TASK DESCRIPTION: Extract each line of the data and write it out again exactly.

─── WORKING DATA ───

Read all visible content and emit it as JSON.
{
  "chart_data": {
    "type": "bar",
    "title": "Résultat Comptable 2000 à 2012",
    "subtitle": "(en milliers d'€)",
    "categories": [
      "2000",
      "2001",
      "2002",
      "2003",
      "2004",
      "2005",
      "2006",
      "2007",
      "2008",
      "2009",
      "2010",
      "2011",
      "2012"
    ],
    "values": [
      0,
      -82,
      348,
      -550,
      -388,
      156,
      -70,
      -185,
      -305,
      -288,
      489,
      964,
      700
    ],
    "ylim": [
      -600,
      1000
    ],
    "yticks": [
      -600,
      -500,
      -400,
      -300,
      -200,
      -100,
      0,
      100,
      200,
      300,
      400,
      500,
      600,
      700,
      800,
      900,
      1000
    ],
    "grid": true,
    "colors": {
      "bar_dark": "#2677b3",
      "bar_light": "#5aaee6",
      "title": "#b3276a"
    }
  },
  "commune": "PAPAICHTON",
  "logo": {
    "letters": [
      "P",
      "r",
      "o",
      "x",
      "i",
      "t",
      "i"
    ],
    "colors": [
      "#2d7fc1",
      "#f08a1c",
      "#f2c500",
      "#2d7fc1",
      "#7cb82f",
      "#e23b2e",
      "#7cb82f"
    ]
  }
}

───

COMPLETE ANSWER:
Read all visible content and emit it as JSON.
{
  "chart_data": {
    "type": "bar",
    "title": "Résultat Comptable 2000 à 2012",
    "subtitle": "(en milliers d'€)",
    "categories": [
      "2000",
      "2001",
      "2002",
      "2003",
      "2004",
      "2005",
      "2006",
      "2007",
      "2008",
      "2009",
      "2010",
      "2011",
      "2012"
    ],
    "values": [
      0,
      -82,
      348,
      -550,
      -388,
      156,
      -70,
      -185,
      -305,
      -288,
      489,
      964,
      700
    ],
    "ylim": [
      -600,
      1000
    ],
    "yticks": [
      -600,
      -500,
      -400,
      -300,
      -200,
      -100,
      0,
      100,
      200,
      300,
      400,
      500,
      600,
      700,
      800,
      900,
      1000
    ],
    "grid": true,
    "colors": {
      "bar_dark": "#2677b3",
      "bar_light": "#5aaee6",
      "title": "#b3276a"
    }
  },
  "commune": "PAPAICHTON",
  "logo": {
    "letters": [
      "P",
      "r",
      "o",
      "x",
      "i",
      "t",
      "i"
    ],
    "colors": [
      "#2d7fc1",
      "#f08a1c",
      "#f2c500",
      "#2d7fc1",
      "#7cb82f",
      "#e23b2e",
      "#7cb82f"
    ]
  }
}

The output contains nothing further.